:: Written task ::
Select from the records below every line that has the word "amplitude" in it.

:: Task material ::

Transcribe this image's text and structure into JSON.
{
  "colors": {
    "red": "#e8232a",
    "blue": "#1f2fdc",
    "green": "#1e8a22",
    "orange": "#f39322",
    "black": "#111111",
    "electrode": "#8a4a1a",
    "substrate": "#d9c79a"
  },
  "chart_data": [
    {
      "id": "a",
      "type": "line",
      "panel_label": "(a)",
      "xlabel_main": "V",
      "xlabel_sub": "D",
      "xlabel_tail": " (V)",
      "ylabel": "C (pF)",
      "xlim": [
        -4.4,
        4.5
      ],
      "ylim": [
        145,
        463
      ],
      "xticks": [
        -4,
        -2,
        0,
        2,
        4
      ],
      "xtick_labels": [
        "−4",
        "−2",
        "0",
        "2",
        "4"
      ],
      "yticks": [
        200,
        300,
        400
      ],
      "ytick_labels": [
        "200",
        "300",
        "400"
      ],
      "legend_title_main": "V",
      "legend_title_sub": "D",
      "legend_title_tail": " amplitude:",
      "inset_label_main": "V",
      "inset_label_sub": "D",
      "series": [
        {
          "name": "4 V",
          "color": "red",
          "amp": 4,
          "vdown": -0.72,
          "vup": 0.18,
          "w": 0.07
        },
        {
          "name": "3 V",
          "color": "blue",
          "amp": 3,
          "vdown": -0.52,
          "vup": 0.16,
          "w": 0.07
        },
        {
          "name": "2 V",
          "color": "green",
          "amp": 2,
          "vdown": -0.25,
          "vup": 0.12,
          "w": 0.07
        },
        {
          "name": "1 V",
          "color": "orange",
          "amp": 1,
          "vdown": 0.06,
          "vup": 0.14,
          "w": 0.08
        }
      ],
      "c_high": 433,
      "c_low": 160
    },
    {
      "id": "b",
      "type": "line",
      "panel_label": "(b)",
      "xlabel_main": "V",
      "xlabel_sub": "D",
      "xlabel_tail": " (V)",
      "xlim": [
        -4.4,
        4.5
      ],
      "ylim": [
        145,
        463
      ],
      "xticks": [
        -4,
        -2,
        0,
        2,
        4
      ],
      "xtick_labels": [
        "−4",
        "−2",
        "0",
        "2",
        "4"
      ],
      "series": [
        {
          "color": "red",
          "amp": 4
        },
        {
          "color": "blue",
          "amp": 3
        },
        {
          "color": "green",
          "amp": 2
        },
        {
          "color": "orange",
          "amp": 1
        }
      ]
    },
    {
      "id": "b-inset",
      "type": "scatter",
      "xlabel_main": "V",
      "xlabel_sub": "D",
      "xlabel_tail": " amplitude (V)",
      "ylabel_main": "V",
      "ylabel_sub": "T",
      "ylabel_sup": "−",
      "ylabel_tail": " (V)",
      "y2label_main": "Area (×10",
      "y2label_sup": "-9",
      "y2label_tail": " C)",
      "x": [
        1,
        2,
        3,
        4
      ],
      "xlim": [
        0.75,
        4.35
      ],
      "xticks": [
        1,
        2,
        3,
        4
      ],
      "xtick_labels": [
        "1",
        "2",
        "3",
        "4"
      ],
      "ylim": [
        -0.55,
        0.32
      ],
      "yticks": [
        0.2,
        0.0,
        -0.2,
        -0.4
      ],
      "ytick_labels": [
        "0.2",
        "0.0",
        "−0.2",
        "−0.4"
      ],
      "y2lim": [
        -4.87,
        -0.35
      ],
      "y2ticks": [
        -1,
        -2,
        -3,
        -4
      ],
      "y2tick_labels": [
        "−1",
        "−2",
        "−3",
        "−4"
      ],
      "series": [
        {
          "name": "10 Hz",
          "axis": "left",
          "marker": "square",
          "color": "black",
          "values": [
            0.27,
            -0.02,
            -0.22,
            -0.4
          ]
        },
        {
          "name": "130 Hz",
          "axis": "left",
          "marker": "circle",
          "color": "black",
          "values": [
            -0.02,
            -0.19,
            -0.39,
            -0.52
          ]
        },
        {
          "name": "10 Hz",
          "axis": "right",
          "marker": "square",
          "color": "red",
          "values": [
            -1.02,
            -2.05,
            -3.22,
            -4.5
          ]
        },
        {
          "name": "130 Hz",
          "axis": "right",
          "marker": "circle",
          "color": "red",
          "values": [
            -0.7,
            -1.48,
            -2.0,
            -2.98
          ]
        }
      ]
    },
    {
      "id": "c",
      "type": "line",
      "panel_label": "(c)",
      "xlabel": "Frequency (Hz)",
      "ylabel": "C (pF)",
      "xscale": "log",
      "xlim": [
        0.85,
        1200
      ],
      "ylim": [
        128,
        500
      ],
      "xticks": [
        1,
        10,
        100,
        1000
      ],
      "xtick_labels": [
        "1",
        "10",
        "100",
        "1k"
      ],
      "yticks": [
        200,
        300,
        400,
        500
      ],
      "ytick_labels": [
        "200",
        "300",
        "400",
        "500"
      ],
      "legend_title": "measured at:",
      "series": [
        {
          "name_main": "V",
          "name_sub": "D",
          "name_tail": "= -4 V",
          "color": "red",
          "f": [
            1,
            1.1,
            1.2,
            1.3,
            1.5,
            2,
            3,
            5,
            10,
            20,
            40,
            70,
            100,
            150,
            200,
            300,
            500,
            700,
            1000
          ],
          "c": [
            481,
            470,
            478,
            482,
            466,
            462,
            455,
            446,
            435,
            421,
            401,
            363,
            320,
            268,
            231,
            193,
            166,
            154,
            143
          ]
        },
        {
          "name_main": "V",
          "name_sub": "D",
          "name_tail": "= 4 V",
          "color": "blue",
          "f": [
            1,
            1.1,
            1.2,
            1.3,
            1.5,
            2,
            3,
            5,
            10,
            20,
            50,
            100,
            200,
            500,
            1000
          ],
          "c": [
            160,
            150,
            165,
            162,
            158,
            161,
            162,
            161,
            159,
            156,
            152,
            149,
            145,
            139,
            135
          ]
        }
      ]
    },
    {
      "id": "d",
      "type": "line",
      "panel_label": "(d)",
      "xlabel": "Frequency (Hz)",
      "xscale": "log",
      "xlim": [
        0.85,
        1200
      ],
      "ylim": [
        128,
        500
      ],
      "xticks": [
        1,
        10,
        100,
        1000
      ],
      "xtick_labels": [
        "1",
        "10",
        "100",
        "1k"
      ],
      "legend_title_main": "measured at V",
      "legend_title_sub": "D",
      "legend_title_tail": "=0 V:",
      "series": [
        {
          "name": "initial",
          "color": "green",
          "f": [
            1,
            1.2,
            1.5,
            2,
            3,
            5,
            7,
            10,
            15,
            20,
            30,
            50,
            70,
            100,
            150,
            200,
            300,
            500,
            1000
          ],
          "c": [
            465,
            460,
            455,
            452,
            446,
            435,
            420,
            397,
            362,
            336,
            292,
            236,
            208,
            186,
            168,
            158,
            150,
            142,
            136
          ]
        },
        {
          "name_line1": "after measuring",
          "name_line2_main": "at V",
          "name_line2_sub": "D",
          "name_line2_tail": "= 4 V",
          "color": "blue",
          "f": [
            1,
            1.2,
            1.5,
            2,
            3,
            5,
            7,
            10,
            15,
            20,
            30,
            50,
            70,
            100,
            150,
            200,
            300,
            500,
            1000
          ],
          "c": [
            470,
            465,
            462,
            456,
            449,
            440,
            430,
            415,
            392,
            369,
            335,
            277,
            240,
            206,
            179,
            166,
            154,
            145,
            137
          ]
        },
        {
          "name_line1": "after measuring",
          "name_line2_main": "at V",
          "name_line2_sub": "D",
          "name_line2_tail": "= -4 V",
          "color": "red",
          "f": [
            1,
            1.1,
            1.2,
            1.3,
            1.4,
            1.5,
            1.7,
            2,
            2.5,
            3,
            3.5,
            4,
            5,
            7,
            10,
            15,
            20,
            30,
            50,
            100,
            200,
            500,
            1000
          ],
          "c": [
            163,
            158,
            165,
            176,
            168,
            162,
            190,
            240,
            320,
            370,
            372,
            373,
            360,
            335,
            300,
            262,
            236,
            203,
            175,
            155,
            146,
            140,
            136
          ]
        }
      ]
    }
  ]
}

:: Exercise result ::
      "legend_title_tail": " amplitude:",
      "xlabel_tail": " amplitude (V)",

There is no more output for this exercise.